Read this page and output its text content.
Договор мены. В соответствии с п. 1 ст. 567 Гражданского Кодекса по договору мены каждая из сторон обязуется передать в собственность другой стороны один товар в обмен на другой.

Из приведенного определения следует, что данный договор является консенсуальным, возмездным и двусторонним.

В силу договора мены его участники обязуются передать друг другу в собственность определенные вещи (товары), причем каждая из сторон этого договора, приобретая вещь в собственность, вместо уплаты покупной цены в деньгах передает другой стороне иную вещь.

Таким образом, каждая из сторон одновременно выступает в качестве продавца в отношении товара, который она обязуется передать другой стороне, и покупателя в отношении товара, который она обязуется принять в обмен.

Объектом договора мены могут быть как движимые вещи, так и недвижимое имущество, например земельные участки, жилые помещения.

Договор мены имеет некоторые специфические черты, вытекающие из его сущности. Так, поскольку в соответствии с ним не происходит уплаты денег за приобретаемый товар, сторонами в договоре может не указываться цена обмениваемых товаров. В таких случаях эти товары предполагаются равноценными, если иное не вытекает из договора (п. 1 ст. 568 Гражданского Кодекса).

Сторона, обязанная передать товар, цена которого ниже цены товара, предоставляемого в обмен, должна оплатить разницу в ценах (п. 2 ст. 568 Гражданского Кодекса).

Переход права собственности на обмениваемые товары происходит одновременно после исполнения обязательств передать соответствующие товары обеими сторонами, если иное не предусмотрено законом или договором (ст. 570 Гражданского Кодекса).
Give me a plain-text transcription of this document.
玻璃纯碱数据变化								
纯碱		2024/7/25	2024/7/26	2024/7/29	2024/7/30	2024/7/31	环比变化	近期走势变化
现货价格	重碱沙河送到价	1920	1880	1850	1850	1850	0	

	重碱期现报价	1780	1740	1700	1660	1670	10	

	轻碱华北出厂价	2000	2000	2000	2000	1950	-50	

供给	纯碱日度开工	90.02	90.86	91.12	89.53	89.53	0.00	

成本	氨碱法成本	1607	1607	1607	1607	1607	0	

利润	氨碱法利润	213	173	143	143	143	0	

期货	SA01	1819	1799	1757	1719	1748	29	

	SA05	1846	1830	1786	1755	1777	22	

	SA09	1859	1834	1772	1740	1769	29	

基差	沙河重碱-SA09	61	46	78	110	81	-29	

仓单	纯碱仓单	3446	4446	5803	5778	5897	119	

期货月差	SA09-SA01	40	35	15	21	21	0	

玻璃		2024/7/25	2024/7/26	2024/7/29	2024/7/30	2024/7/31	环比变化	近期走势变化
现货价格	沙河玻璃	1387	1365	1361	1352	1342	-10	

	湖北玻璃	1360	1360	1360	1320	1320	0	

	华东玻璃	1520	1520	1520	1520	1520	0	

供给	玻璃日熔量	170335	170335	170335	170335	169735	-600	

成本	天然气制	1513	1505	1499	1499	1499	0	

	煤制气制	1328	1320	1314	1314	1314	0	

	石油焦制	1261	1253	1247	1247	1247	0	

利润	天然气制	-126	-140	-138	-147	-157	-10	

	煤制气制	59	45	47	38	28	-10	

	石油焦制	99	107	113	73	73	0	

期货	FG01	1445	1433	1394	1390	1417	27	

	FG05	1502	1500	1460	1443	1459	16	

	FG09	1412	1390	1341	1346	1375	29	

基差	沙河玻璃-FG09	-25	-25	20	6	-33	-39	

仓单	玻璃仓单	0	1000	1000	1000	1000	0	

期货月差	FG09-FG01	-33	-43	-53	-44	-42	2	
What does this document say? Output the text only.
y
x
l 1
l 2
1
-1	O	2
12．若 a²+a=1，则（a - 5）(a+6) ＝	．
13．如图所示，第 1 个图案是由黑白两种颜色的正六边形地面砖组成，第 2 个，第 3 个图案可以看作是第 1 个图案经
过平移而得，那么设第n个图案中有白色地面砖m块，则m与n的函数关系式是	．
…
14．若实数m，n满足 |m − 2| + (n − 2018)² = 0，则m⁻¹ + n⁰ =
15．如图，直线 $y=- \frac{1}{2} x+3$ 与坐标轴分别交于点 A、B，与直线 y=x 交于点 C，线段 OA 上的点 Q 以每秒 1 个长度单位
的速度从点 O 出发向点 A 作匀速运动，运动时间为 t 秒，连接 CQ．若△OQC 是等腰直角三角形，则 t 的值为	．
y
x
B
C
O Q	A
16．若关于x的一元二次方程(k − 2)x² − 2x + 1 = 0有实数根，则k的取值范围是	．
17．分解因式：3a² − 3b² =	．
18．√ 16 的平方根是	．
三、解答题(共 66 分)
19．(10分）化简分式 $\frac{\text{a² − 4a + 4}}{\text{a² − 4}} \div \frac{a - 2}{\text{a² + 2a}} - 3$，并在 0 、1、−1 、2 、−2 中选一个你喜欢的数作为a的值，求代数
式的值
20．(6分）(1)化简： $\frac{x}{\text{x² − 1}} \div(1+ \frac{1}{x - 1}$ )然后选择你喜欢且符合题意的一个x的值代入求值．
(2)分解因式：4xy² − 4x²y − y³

◆ **Request**
Write out every line of the material again, exactly as it reads.

◆ **Response to the exercise**
Read this page and output its text content.
Договор мены. В соответствии с п. 1 ст. 567 Гражданского Кодекса по договору мены каждая из сторон обязуется передать в собственность другой стороны один товар в обмен на другой.

Из приведенного определения следует, что данный договор является консенсуальным, возмездным и двусторонним.

В силу договора мены его участники обязуются передать друг другу в собственность определенные вещи (товары), причем каждая из сторон этого договора, приобретая вещь в собственность, вместо уплаты покупной цены в деньгах передает другой стороне иную вещь.

Таким образом, каждая из сторон одновременно выступает в качестве продавца в отношении товара, который она обязуется передать другой стороне, и покупателя в отношении товара, который она обязуется принять в обмен.

Объектом договора мены могут быть как движимые вещи, так и недвижимое имущество, например земельные участки, жилые помещения.

Договор мены имеет некоторые специфические черты, вытекающие из его сущности. Так, поскольку в соответствии с ним не происходит уплаты денег за приобретаемый товар, сторонами в договоре может не указываться цена обмениваемых товаров. В таких случаях эти товары предполагаются равноценными, если иное не вытекает из договора (п. 1 ст. 568 Гражданского Кодекса).

Сторона, обязанная передать товар, цена которого ниже цены товара, предоставляемого в обмен, должна оплатить разницу в ценах (п. 2 ст. 568 Гражданского Кодекса).

Переход права собственности на обмениваемые товары происходит одновременно после исполнения обязательств передать соответствующие товары обеими сторонами, если иное не предусмотрено законом или договором (ст. 570 Гражданского Кодекса).
Give me a plain-text transcription of this document.
玻璃纯碱数据变化								
纯碱		2024/7/25	2024/7/26	2024/7/29	2024/7/30	2024/7/31	环比变化	近期走势变化
现货价格	重碱沙河送到价	1920	1880	1850	1850	1850	0	

	重碱期现报价	1780	1740	1700	1660	1670	10	

	轻碱华北出厂价	2000	2000	2000	2000	1950	-50	

供给	纯碱日度开工	90.02	90.86	91.12	89.53	89.53	0.00	

成本	氨碱法成本	1607	1607	1607	1607	1607	0	

利润	氨碱法利润	213	173	143	143	143	0	

期货	SA01	1819	1799	1757	1719	1748	29	

	SA05	1846	1830	1786	1755	1777	22	

	SA09	1859	1834	1772	1740	1769	29	

基差	沙河重碱-SA09	61	46	78	110	81	-29	

仓单	纯碱仓单	3446	4446	5803	5778	5897	119	

期货月差	SA09-SA01	40	35	15	21	21	0	

玻璃		2024/7/25	2024/7/26	2024/7/29	2024/7/30	2024/7/31	环比变化	近期走势变化
现货价格	沙河玻璃	1387	1365	1361	1352	1342	-10	

	湖北玻璃	1360	1360	1360	1320	1320	0	

	华东玻璃	1520	1520	1520	1520	1520	0	

供给	玻璃日熔量	170335	170335	170335	170335	169735	-600	

成本	天然气制	1513	1505	1499	1499	1499	0	

	煤制气制	1328	1320	1314	1314	1314	0	

	石油焦制	1261	1253	1247	1247	1247	0	

利润	天然气制	-126	-140	-138	-147	-157	-10	

	煤制气制	59	45	47	38	28	-10	

	石油焦制	99	107	113	73	73	0	

期货	FG01	1445	1433	1394	1390	1417	27	

	FG05	1502	1500	1460	1443	1459	16	

	FG09	1412	1390	1341	1346	1375	29	

基差	沙河玻璃-FG09	-25	-25	20	6	-33	-39	

仓单	玻璃仓单	0	1000	1000	1000	1000	0	

期货月差	FG09-FG01	-33	-43	-53	-44	-42	2	
What does this document say? Output the text only.
y
x
l 1
l 2
1
-1	O	2
12．若 a²+a=1，则（a - 5）(a+6) ＝	．
13．如图所示，第 1 个图案是由黑白两种颜色的正六边形地面砖组成，第 2 个，第 3 个图案可以看作是第 1 个图案经
过平移而得，那么设第n个图案中有白色地面砖m块，则m与n的函数关系式是	．
…
14．若实数m，n满足 |m − 2| + (n − 2018)² = 0，则m⁻¹ + n⁰ =
15．如图，直线 $y=- \frac{1}{2} x+3$ 与坐标轴分别交于点 A、B，与直线 y=x 交于点 C，线段 OA 上的点 Q 以每秒 1 个长度单位
的速度从点 O 出发向点 A 作匀速运动，运动时间为 t 秒，连接 CQ．若△OQC 是等腰直角三角形，则 t 的值为	．
y
x
B
C
O Q	A
16．若关于x的一元二次方程(k − 2)x² − 2x + 1 = 0有实数根，则k的取值范围是	．
17．分解因式：3a² − 3b² =	．
18．√ 16 的平方根是	．
三、解答题(共 66 分)
19．(10分）化简分式 $\frac{\text{a² − 4a + 4}}{\text{a² − 4}} \div \frac{a - 2}{\text{a² + 2a}} - 3$，并在 0 、1、−1 、2 、−2 中选一个你喜欢的数作为a的值，求代数
式的值
20．(6分）(1)化简： $\frac{x}{\text{x² − 1}} \div(1+ \frac{1}{x - 1}$ )然后选择你喜欢且符合题意的一个x的值代入求值．
(2)分解因式：4xy² − 4x²y − y³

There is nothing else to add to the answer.